(Task to complete): Gather all lines from the material that contain the word "Shading".
------ Dataset extract
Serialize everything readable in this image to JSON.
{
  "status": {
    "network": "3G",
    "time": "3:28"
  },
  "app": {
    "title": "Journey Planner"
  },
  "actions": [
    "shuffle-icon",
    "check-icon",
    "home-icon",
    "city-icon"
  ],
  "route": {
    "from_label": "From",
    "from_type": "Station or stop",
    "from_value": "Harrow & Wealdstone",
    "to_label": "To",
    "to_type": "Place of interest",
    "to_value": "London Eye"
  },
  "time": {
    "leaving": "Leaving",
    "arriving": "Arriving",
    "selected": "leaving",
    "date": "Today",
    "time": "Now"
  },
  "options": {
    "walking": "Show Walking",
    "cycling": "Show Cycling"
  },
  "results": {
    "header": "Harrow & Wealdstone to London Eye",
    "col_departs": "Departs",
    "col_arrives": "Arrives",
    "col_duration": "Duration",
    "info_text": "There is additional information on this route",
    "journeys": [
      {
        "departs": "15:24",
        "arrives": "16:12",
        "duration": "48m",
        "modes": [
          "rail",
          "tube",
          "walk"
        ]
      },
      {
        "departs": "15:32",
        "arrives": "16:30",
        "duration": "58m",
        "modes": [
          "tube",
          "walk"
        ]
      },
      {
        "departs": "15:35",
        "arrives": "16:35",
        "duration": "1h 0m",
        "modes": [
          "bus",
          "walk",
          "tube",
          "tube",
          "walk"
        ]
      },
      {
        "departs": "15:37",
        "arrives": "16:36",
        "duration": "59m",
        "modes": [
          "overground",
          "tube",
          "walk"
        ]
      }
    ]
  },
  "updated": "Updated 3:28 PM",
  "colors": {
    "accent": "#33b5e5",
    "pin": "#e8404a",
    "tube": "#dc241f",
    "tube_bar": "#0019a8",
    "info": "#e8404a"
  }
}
------------
------ Dataset extract
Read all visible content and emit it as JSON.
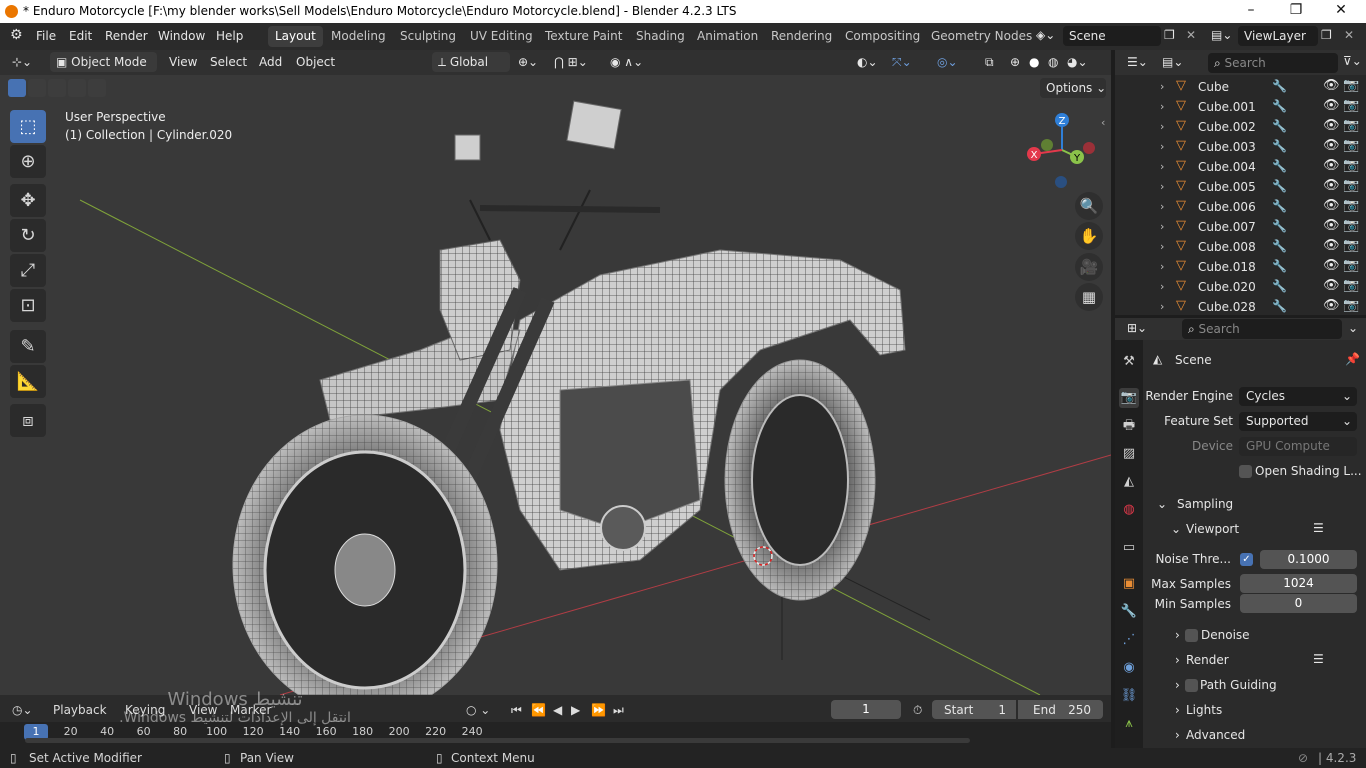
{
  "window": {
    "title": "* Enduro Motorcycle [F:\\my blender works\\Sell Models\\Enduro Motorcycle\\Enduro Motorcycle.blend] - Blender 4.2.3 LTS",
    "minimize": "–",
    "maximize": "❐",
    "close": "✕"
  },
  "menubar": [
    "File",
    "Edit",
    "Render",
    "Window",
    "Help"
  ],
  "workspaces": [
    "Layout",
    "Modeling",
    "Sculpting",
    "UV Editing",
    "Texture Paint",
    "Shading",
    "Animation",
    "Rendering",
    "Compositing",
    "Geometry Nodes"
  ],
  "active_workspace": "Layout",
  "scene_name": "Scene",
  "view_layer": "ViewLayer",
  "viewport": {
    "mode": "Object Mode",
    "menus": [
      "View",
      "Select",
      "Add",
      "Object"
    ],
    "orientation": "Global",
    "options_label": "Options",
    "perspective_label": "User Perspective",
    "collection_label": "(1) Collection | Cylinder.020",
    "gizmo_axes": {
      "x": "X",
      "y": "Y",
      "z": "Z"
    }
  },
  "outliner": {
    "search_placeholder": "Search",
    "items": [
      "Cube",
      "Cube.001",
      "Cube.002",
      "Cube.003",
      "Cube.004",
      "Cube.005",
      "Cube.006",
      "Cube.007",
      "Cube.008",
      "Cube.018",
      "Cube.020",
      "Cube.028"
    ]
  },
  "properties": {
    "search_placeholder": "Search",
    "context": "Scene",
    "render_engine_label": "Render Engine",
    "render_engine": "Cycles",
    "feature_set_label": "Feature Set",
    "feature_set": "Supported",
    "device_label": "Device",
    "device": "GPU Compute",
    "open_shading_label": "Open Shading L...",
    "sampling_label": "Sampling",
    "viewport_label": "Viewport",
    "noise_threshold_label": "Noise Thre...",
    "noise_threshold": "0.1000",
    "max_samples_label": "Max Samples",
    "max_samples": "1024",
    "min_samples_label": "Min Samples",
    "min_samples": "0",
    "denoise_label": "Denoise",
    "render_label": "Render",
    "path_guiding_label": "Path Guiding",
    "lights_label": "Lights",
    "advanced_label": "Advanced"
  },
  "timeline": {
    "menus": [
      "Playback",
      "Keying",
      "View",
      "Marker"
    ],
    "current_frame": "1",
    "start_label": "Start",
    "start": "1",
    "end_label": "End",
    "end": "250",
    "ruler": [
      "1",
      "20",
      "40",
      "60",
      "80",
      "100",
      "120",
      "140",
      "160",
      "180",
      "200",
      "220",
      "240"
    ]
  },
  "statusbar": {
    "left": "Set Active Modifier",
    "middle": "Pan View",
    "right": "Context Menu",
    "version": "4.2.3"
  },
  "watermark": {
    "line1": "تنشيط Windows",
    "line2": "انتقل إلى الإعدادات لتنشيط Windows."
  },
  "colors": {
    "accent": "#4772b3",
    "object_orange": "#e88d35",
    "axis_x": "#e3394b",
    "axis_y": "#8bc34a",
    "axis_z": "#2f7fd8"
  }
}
------------
(Response to this exercise):
    "Shading",
    "open_shading_label": "Open Shading L...",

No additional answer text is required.